STATED EXERCISE: Copy out every record precisely.

[Stored records]
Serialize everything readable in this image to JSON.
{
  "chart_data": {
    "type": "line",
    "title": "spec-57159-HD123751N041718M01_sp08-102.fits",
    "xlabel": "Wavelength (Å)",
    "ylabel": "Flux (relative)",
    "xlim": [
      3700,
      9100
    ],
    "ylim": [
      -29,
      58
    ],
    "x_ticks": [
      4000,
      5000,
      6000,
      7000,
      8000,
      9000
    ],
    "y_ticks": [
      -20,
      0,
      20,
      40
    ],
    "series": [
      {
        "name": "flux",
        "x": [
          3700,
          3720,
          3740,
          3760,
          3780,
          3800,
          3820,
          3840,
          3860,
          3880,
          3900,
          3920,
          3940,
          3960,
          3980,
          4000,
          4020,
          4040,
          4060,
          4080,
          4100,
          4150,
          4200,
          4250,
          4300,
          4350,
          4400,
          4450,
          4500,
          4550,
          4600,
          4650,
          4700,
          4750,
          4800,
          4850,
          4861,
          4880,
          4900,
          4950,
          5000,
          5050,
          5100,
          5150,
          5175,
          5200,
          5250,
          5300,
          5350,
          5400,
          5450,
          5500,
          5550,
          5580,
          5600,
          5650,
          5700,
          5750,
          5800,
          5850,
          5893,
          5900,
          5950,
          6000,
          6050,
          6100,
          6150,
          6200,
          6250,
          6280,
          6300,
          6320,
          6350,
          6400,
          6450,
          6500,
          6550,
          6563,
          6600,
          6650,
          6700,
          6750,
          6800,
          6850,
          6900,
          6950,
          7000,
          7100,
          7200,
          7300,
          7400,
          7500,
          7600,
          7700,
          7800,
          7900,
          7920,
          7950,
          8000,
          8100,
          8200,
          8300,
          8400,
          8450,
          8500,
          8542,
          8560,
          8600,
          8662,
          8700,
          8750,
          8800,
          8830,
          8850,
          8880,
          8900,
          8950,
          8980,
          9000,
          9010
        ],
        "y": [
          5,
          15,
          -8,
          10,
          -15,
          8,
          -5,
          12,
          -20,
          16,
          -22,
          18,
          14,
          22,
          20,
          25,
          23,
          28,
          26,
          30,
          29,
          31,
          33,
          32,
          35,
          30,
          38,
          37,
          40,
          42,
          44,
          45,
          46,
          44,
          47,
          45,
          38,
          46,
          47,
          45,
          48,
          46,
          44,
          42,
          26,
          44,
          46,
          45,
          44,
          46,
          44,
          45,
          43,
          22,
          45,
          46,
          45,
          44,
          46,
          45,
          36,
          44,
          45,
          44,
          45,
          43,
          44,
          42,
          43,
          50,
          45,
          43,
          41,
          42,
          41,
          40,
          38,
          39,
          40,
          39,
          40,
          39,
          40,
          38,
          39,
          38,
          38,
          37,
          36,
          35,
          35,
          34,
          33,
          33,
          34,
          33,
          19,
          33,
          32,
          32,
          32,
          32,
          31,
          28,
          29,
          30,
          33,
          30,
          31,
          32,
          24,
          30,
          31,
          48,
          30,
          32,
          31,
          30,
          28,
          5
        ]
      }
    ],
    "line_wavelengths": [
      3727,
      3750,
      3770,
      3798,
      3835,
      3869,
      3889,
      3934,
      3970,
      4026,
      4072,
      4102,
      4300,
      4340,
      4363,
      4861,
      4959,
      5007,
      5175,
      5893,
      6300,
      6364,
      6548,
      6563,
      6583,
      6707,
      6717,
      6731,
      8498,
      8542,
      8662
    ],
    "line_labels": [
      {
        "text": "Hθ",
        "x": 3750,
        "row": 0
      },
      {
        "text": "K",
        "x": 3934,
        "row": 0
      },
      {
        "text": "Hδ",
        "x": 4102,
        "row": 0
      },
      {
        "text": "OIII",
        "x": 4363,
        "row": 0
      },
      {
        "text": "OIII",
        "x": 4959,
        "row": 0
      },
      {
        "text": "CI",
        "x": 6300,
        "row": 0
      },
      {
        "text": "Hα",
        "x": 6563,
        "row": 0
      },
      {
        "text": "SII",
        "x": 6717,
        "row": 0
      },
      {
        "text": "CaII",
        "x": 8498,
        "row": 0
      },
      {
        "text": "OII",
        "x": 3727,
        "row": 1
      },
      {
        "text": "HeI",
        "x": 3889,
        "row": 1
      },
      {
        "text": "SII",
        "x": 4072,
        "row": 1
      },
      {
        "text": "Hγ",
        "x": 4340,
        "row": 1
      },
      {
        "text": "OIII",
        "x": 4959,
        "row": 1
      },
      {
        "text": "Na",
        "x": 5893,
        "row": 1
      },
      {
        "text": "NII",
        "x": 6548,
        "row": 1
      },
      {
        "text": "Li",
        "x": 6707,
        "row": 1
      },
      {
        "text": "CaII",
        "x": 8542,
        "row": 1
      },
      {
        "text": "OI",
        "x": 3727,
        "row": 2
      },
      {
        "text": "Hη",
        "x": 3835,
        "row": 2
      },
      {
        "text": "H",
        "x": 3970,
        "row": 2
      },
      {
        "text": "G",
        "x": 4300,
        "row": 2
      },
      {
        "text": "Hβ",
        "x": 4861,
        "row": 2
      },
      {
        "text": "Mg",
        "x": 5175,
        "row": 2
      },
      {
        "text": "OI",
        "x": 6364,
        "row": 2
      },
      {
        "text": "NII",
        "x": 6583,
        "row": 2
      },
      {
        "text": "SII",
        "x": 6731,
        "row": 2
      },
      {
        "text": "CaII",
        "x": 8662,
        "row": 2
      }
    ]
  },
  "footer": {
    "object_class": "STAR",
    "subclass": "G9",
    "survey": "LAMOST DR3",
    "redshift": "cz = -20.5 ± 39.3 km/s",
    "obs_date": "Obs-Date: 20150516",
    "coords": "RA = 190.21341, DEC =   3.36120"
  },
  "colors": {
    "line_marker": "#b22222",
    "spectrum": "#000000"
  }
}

TASK RESPONSE:
Serialize everything readable in this image to JSON.
{
  "chart_data": {
    "type": "line",
    "title": "spec-57159-HD123751N041718M01_sp08-102.fits",
    "xlabel": "Wavelength (Å)",
    "ylabel": "Flux (relative)",
    "xlim": [
      3700,
      9100
    ],
    "ylim": [
      -29,
      58
    ],
    "x_ticks": [
      4000,
      5000,
      6000,
      7000,
      8000,
      9000
    ],
    "y_ticks": [
      -20,
      0,
      20,
      40
    ],
    "series": [
      {
        "name": "flux",
        "x": [
          3700,
          3720,
          3740,
          3760,
          3780,
          3800,
          3820,
          3840,
          3860,
          3880,
          3900,
          3920,
          3940,
          3960,
          3980,
          4000,
          4020,
          4040,
          4060,
          4080,
          4100,
          4150,
          4200,
          4250,
          4300,
          4350,
          4400,
          4450,
          4500,
          4550,
          4600,
          4650,
          4700,
          4750,
          4800,
          4850,
          4861,
          4880,
          4900,
          4950,
          5000,
          5050,
          5100,
          5150,
          5175,
          5200,
          5250,
          5300,
          5350,
          5400,
          5450,
          5500,
          5550,
          5580,
          5600,
          5650,
          5700,
          5750,
          5800,
          5850,
          5893,
          5900,
          5950,
          6000,
          6050,
          6100,
          6150,
          6200,
          6250,
          6280,
          6300,
          6320,
          6350,
          6400,
          6450,
          6500,
          6550,
          6563,
          6600,
          6650,
          6700,
          6750,
          6800,
          6850,
          6900,
          6950,
          7000,
          7100,
          7200,
          7300,
          7400,
          7500,
          7600,
          7700,
          7800,
          7900,
          7920,
          7950,
          8000,
          8100,
          8200,
          8300,
          8400,
          8450,
          8500,
          8542,
          8560,
          8600,
          8662,
          8700,
          8750,
          8800,
          8830,
          8850,
          8880,
          8900,
          8950,
          8980,
          9000,
          9010
        ],
        "y": [
          5,
          15,
          -8,
          10,
          -15,
          8,
          -5,
          12,
          -20,
          16,
          -22,
          18,
          14,
          22,
          20,
          25,
          23,
          28,
          26,
          30,
          29,
          31,
          33,
          32,
          35,
          30,
          38,
          37,
          40,
          42,
          44,
          45,
          46,
          44,
          47,
          45,
          38,
          46,
          47,
          45,
          48,
          46,
          44,
          42,
          26,
          44,
          46,
          45,
          44,
          46,
          44,
          45,
          43,
          22,
          45,
          46,
          45,
          44,
          46,
          45,
          36,
          44,
          45,
          44,
          45,
          43,
          44,
          42,
          43,
          50,
          45,
          43,
          41,
          42,
          41,
          40,
          38,
          39,
          40,
          39,
          40,
          39,
          40,
          38,
          39,
          38,
          38,
          37,
          36,
          35,
          35,
          34,
          33,
          33,
          34,
          33,
          19,
          33,
          32,
          32,
          32,
          32,
          31,
          28,
          29,
          30,
          33,
          30,
          31,
          32,
          24,
          30,
          31,
          48,
          30,
          32,
          31,
          30,
          28,
          5
        ]
      }
    ],
    "line_wavelengths": [
      3727,
      3750,
      3770,
      3798,
      3835,
      3869,
      3889,
      3934,
      3970,
      4026,
      4072,
      4102,
      4300,
      4340,
      4363,
      4861,
      4959,
      5007,
      5175,
      5893,
      6300,
      6364,
      6548,
      6563,
      6583,
      6707,
      6717,
      6731,
      8498,
      8542,
      8662
    ],
    "line_labels": [
      {
        "text": "Hθ",
        "x": 3750,
        "row": 0
      },
      {
        "text": "K",
        "x": 3934,
        "row": 0
      },
      {
        "text": "Hδ",
        "x": 4102,
        "row": 0
      },
      {
        "text": "OIII",
        "x": 4363,
        "row": 0
      },
      {
        "text": "OIII",
        "x": 4959,
        "row": 0
      },
      {
        "text": "CI",
        "x": 6300,
        "row": 0
      },
      {
        "text": "Hα",
        "x": 6563,
        "row": 0
      },
      {
        "text": "SII",
        "x": 6717,
        "row": 0
      },
      {
        "text": "CaII",
        "x": 8498,
        "row": 0
      },
      {
        "text": "OII",
        "x": 3727,
        "row": 1
      },
      {
        "text": "HeI",
        "x": 3889,
        "row": 1
      },
      {
        "text": "SII",
        "x": 4072,
        "row": 1
      },
      {
        "text": "Hγ",
        "x": 4340,
        "row": 1
      },
      {
        "text": "OIII",
        "x": 4959,
        "row": 1
      },
      {
        "text": "Na",
        "x": 5893,
        "row": 1
      },
      {
        "text": "NII",
        "x": 6548,
        "row": 1
      },
      {
        "text": "Li",
        "x": 6707,
        "row": 1
      },
      {
        "text": "CaII",
        "x": 8542,
        "row": 1
      },
      {
        "text": "OI",
        "x": 3727,
        "row": 2
      },
      {
        "text": "Hη",
        "x": 3835,
        "row": 2
      },
      {
        "text": "H",
        "x": 3970,
        "row": 2
      },
      {
        "text": "G",
        "x": 4300,
        "row": 2
      },
      {
        "text": "Hβ",
        "x": 4861,
        "row": 2
      },
      {
        "text": "Mg",
        "x": 5175,
        "row": 2
      },
      {
        "text": "OI",
        "x": 6364,
        "row": 2
      },
      {
        "text": "NII",
        "x": 6583,
        "row": 2
      },
      {
        "text": "SII",
        "x": 6731,
        "row": 2
      },
      {
        "text": "CaII",
        "x": 8662,
        "row": 2
      }
    ]
  },
  "footer": {
    "object_class": "STAR",
    "subclass": "G9",
    "survey": "LAMOST DR3",
    "redshift": "cz = -20.5 ± 39.3 km/s",
    "obs_date": "Obs-Date: 20150516",
    "coords": "RA = 190.21341, DEC =   3.36120"
  },
  "colors": {
    "line_marker": "#b22222",
    "spectrum": "#000000"
  }
}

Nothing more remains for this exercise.